The request.
Reproduce the following data verbatim, line for line, with no changes.

Data entries.
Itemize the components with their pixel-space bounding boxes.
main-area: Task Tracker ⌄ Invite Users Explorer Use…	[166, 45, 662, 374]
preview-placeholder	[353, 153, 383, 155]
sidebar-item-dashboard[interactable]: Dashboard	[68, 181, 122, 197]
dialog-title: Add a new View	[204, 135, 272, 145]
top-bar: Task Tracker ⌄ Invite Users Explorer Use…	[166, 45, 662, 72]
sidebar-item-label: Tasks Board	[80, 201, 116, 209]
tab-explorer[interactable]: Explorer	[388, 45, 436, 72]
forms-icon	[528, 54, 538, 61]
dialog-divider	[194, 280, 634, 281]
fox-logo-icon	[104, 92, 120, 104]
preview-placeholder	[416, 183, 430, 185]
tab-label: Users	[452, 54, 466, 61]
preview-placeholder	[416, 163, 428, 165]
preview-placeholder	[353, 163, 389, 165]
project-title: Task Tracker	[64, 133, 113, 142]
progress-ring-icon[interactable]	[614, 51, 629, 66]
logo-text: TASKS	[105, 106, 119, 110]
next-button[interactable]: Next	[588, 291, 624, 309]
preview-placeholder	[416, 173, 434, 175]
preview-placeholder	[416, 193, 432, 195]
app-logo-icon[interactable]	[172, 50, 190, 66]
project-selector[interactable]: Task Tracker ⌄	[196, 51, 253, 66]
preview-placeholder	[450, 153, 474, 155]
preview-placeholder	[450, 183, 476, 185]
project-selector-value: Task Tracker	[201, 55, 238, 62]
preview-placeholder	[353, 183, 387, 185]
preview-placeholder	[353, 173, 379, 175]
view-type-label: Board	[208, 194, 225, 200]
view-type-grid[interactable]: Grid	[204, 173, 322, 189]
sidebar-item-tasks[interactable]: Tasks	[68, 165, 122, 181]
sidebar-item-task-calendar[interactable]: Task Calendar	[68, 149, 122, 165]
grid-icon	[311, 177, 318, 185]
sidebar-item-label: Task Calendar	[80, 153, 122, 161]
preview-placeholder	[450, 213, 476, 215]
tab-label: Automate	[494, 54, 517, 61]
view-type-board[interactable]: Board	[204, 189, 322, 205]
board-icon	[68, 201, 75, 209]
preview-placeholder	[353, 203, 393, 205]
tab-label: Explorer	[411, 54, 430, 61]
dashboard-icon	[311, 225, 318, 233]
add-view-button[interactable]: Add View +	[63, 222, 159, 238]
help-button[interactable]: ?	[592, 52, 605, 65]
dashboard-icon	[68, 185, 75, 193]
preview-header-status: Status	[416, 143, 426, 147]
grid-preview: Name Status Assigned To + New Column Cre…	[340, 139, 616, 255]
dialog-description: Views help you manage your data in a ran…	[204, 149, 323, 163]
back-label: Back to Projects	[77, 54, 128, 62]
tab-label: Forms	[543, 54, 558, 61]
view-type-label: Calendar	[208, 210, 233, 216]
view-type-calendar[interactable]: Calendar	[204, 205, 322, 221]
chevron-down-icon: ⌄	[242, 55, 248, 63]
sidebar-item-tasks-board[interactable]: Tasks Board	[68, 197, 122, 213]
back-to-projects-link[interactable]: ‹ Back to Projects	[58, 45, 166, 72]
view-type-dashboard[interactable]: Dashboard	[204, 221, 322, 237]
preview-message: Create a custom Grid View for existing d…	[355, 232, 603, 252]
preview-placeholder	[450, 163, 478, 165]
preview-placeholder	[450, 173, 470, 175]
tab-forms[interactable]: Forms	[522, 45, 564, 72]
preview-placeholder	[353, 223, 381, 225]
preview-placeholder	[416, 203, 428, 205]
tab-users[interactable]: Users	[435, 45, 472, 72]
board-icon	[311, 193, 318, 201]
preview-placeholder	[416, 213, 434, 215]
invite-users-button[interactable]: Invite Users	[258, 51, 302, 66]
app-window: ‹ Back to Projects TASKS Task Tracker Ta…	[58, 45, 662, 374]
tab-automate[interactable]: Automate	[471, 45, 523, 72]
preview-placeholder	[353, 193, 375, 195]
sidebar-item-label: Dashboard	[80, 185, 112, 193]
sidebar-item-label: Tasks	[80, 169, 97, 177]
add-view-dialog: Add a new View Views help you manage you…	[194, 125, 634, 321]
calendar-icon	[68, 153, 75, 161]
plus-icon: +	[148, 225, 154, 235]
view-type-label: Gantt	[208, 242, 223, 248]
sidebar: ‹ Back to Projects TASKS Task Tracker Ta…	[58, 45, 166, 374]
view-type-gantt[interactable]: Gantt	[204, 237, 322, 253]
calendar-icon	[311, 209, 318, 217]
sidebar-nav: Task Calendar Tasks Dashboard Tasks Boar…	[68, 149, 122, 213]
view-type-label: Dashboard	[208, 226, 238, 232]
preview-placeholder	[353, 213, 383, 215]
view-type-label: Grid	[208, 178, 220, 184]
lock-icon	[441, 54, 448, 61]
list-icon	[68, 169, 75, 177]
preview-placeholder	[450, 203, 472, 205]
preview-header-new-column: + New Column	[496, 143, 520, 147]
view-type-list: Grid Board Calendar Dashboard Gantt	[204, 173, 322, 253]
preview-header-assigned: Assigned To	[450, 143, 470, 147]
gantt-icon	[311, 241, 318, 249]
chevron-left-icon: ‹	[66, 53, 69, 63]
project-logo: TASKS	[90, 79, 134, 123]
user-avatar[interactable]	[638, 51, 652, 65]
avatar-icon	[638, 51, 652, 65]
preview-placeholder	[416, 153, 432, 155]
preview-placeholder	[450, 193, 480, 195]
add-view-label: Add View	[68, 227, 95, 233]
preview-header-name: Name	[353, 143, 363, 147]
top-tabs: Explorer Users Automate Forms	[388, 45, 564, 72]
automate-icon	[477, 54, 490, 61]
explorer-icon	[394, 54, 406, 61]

Written reply.
Itemize the components with their pixel-space bounding boxes.
main-area: Task Tracker ⌄ Invite Users Explorer Use…	[166, 45, 662, 374]
preview-placeholder	[353, 153, 383, 155]
sidebar-item-dashboard[interactable]: Dashboard	[68, 181, 122, 197]
dialog-title: Add a new View	[204, 135, 272, 145]
top-bar: Task Tracker ⌄ Invite Users Explorer Use…	[166, 45, 662, 72]
sidebar-item-label: Tasks Board	[80, 201, 116, 209]
tab-explorer[interactable]: Explorer	[388, 45, 436, 72]
forms-icon	[528, 54, 538, 61]
dialog-divider	[194, 280, 634, 281]
fox-logo-icon	[104, 92, 120, 104]
preview-placeholder	[416, 183, 430, 185]
tab-label: Users	[452, 54, 466, 61]
preview-placeholder	[416, 163, 428, 165]
preview-placeholder	[353, 163, 389, 165]
project-title: Task Tracker	[64, 133, 113, 142]
progress-ring-icon[interactable]	[614, 51, 629, 66]
logo-text: TASKS	[105, 106, 119, 110]
next-button[interactable]: Next	[588, 291, 624, 309]
preview-placeholder	[416, 173, 434, 175]
preview-placeholder	[416, 193, 432, 195]
app-logo-icon[interactable]	[172, 50, 190, 66]
project-selector[interactable]: Task Tracker ⌄	[196, 51, 253, 66]
preview-placeholder	[450, 153, 474, 155]
preview-placeholder	[450, 183, 476, 185]
project-selector-value: Task Tracker	[201, 55, 238, 62]
preview-placeholder	[353, 183, 387, 185]
preview-placeholder	[353, 173, 379, 175]
view-type-label: Board	[208, 194, 225, 200]
view-type-grid[interactable]: Grid	[204, 173, 322, 189]
sidebar-item-tasks[interactable]: Tasks	[68, 165, 122, 181]
sidebar-item-task-calendar[interactable]: Task Calendar	[68, 149, 122, 165]
grid-icon	[311, 177, 318, 185]
sidebar-item-label: Task Calendar	[80, 153, 122, 161]
preview-placeholder	[450, 213, 476, 215]
tab-label: Automate	[494, 54, 517, 61]
view-type-board[interactable]: Board	[204, 189, 322, 205]
board-icon	[68, 201, 75, 209]
preview-placeholder	[353, 203, 393, 205]
tab-label: Explorer	[411, 54, 430, 61]
dashboard-icon	[311, 225, 318, 233]
add-view-button[interactable]: Add View +	[63, 222, 159, 238]
help-button[interactable]: ?	[592, 52, 605, 65]
dashboard-icon	[68, 185, 75, 193]
preview-header-status: Status	[416, 143, 426, 147]
grid-preview: Name Status Assigned To + New Column Cre…	[340, 139, 616, 255]
dialog-description: Views help you manage your data in a ran…	[204, 149, 323, 163]
back-label: Back to Projects	[77, 54, 128, 62]
tab-label: Forms	[543, 54, 558, 61]
view-type-label: Calendar	[208, 210, 233, 216]
view-type-calendar[interactable]: Calendar	[204, 205, 322, 221]
chevron-down-icon: ⌄	[242, 55, 248, 63]
sidebar-item-tasks-board[interactable]: Tasks Board	[68, 197, 122, 213]
back-to-projects-link[interactable]: ‹ Back to Projects	[58, 45, 166, 72]
view-type-dashboard[interactable]: Dashboard	[204, 221, 322, 237]
preview-message: Create a custom Grid View for existing d…	[355, 232, 603, 252]
preview-placeholder	[450, 163, 478, 165]
preview-placeholder	[450, 173, 470, 175]
tab-forms[interactable]: Forms	[522, 45, 564, 72]
preview-placeholder	[353, 223, 381, 225]
preview-placeholder	[416, 203, 428, 205]
tab-users[interactable]: Users	[435, 45, 472, 72]
board-icon	[311, 193, 318, 201]
preview-placeholder	[416, 213, 434, 215]
invite-users-button[interactable]: Invite Users	[258, 51, 302, 66]
app-window: ‹ Back to Projects TASKS Task Tracker Ta…	[58, 45, 662, 374]
tab-automate[interactable]: Automate	[471, 45, 523, 72]
preview-placeholder	[353, 193, 375, 195]
sidebar-item-label: Dashboard	[80, 185, 112, 193]
sidebar-item-label: Tasks	[80, 169, 97, 177]
add-view-dialog: Add a new View Views help you manage you…	[194, 125, 634, 321]
calendar-icon	[68, 153, 75, 161]
plus-icon: +	[148, 225, 154, 235]
view-type-label: Gantt	[208, 242, 223, 248]
sidebar: ‹ Back to Projects TASKS Task Tracker Ta…	[58, 45, 166, 374]
view-type-gantt[interactable]: Gantt	[204, 237, 322, 253]
calendar-icon	[311, 209, 318, 217]
sidebar-nav: Task Calendar Tasks Dashboard Tasks Boar…	[68, 149, 122, 213]
view-type-label: Dashboard	[208, 226, 238, 232]
preview-placeholder	[353, 213, 383, 215]
view-type-label: Grid	[208, 178, 220, 184]
lock-icon	[441, 54, 448, 61]
list-icon	[68, 169, 75, 177]
preview-placeholder	[450, 203, 472, 205]
preview-header-new-column: + New Column	[496, 143, 520, 147]
view-type-list: Grid Board Calendar Dashboard Gantt	[204, 173, 322, 253]
preview-header-assigned: Assigned To	[450, 143, 470, 147]
gantt-icon	[311, 241, 318, 249]
chevron-left-icon: ‹	[66, 53, 69, 63]
project-logo: TASKS	[90, 79, 134, 123]
user-avatar[interactable]	[638, 51, 652, 65]
avatar-icon	[638, 51, 652, 65]
preview-placeholder	[416, 153, 432, 155]
preview-placeholder	[450, 193, 480, 195]
add-view-label: Add View	[68, 227, 95, 233]
preview-header-name: Name	[353, 143, 363, 147]
top-tabs: Explorer Users Automate Forms	[388, 45, 564, 72]
automate-icon	[477, 54, 490, 61]
explorer-icon	[394, 54, 406, 61]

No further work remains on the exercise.